** What to produce **
Each entry should be returned exactly as written, with no pictures carried over.

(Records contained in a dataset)
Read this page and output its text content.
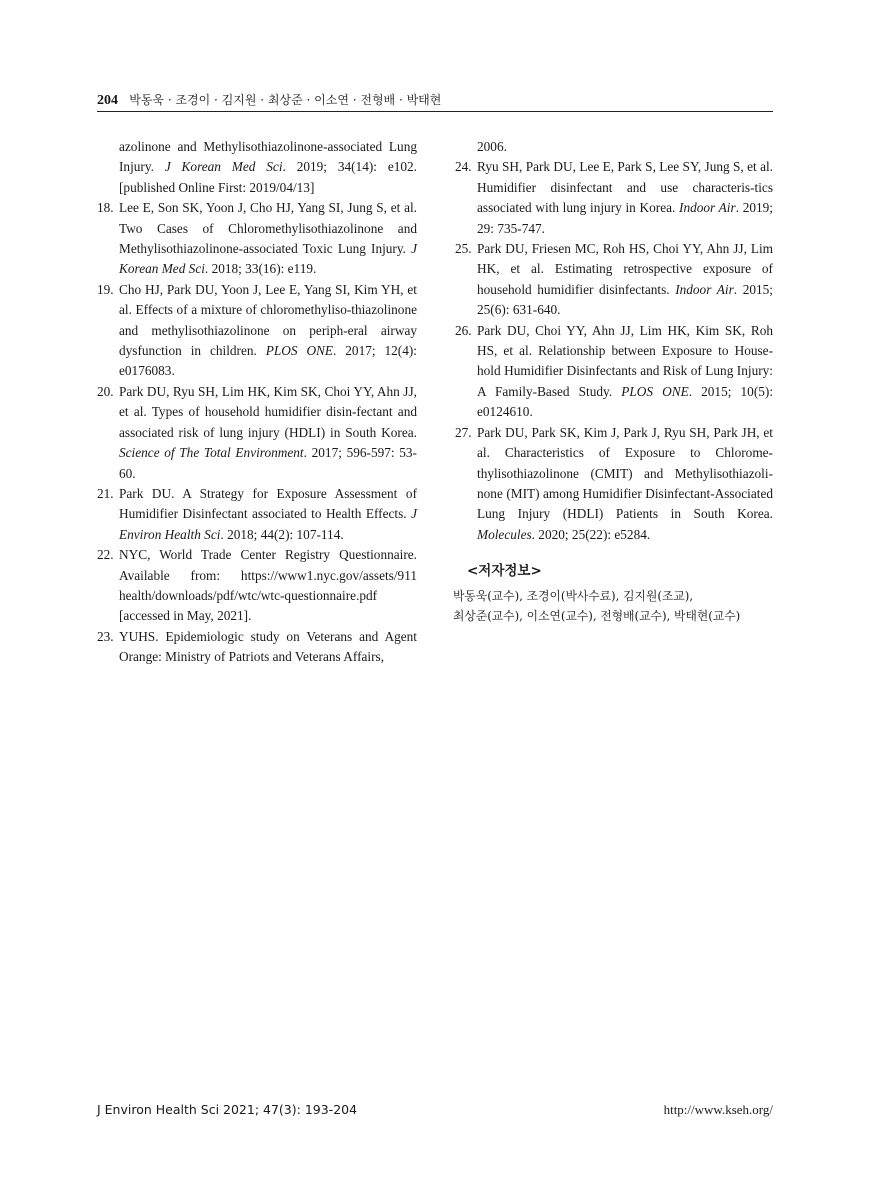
204 박동욱 · 조경이 · 김지원 · 최상준 · 이소연 · 전형배 · 박태현
azolinone and Methylisothiazolinone-associated Lung Injury. J Korean Med Sci. 2019; 34(14): e102. [published Online First: 2019/04/13]
18. Lee E, Son SK, Yoon J, Cho HJ, Yang SI, Jung S, et al. Two Cases of Chloromethylisothiazolinone and Methylisothiazolinone-associated Toxic Lung Injury. J Korean Med Sci. 2018; 33(16): e119.
19. Cho HJ, Park DU, Yoon J, Lee E, Yang SI, Kim YH, et al. Effects of a mixture of chloromethyliso-thiazolinone and methylisothiazolinone on periph-eral airway dysfunction in children. PLOS ONE. 2017; 12(4): e0176083.
20. Park DU, Ryu SH, Lim HK, Kim SK, Choi YY, Ahn JJ, et al. Types of household humidifier disin-fectant and associated risk of lung injury (HDLI) in South Korea. Science of The Total Environment. 2017; 596-597: 53-60.
21. Park DU. A Strategy for Exposure Assessment of Humidifier Disinfectant associated to Health Effects. J Environ Health Sci. 2018; 44(2): 107-114.
22. NYC, World Trade Center Registry Questionnaire. Available from: https://www1.nyc.gov/assets/911 health/downloads/pdf/wtc/wtc-questionnaire.pdf [accessed in May, 2021].
23. YUHS. Epidemiologic study on Veterans and Agent Orange: Ministry of Patriots and Veterans Affairs,
2006.
24. Ryu SH, Park DU, Lee E, Park S, Lee SY, Jung S, et al. Humidifier disinfectant and use characteris-tics associated with lung injury in Korea. Indoor Air. 2019; 29: 735-747.
25. Park DU, Friesen MC, Roh HS, Choi YY, Ahn JJ, Lim HK, et al. Estimating retrospective exposure of household humidifier disinfectants. Indoor Air. 2015; 25(6): 631-640.
26. Park DU, Choi YY, Ahn JJ, Lim HK, Kim SK, Roh HS, et al. Relationship between Exposure to House-hold Humidifier Disinfectants and Risk of Lung Injury: A Family-Based Study. PLOS ONE. 2015; 10(5): e0124610.
27. Park DU, Park SK, Kim J, Park J, Ryu SH, Park JH, et al. Characteristics of Exposure to Chlorome-thylisothiazolinone (CMIT) and Methylisothiazoli-none (MIT) among Humidifier Disinfectant-Associated Lung Injury (HDLI) Patients in South Korea. Molecules. 2020; 25(22): e5284.
<저자정보>
박동욱(교수), 조경이(박사수료), 김지원(조교),
최상준(교수), 이소연(교수), 전형배(교수), 박태현(교수)
J Environ Health Sci 2021; 47(3): 193-204	http://www.kseh.org/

** Expected answer **
Read this page and output its text content.
204 박동욱 · 조경이 · 김지원 · 최상준 · 이소연 · 전형배 · 박태현
azolinone and Methylisothiazolinone-associated Lung Injury. J Korean Med Sci. 2019; 34(14): e102. [published Online First: 2019/04/13]
18. Lee E, Son SK, Yoon J, Cho HJ, Yang SI, Jung S, et al. Two Cases of Chloromethylisothiazolinone and Methylisothiazolinone-associated Toxic Lung Injury. J Korean Med Sci. 2018; 33(16): e119.
19. Cho HJ, Park DU, Yoon J, Lee E, Yang SI, Kim YH, et al. Effects of a mixture of chloromethyliso-thiazolinone and methylisothiazolinone on periph-eral airway dysfunction in children. PLOS ONE. 2017; 12(4): e0176083.
20. Park DU, Ryu SH, Lim HK, Kim SK, Choi YY, Ahn JJ, et al. Types of household humidifier disin-fectant and associated risk of lung injury (HDLI) in South Korea. Science of The Total Environment. 2017; 596-597: 53-60.
21. Park DU. A Strategy for Exposure Assessment of Humidifier Disinfectant associated to Health Effects. J Environ Health Sci. 2018; 44(2): 107-114.
22. NYC, World Trade Center Registry Questionnaire. Available from: https://www1.nyc.gov/assets/911 health/downloads/pdf/wtc/wtc-questionnaire.pdf [accessed in May, 2021].
23. YUHS. Epidemiologic study on Veterans and Agent Orange: Ministry of Patriots and Veterans Affairs,
2006.
24. Ryu SH, Park DU, Lee E, Park S, Lee SY, Jung S, et al. Humidifier disinfectant and use characteris-tics associated with lung injury in Korea. Indoor Air. 2019; 29: 735-747.
25. Park DU, Friesen MC, Roh HS, Choi YY, Ahn JJ, Lim HK, et al. Estimating retrospective exposure of household humidifier disinfectants. Indoor Air. 2015; 25(6): 631-640.
26. Park DU, Choi YY, Ahn JJ, Lim HK, Kim SK, Roh HS, et al. Relationship between Exposure to House-hold Humidifier Disinfectants and Risk of Lung Injury: A Family-Based Study. PLOS ONE. 2015; 10(5): e0124610.
27. Park DU, Park SK, Kim J, Park J, Ryu SH, Park JH, et al. Characteristics of Exposure to Chlorome-thylisothiazolinone (CMIT) and Methylisothiazoli-none (MIT) among Humidifier Disinfectant-Associated Lung Injury (HDLI) Patients in South Korea. Molecules. 2020; 25(22): e5284.
<저자정보>
박동욱(교수), 조경이(박사수료), 김지원(조교),
최상준(교수), 이소연(교수), 전형배(교수), 박태현(교수)
J Environ Health Sci 2021; 47(3): 193-204	http://www.kseh.org/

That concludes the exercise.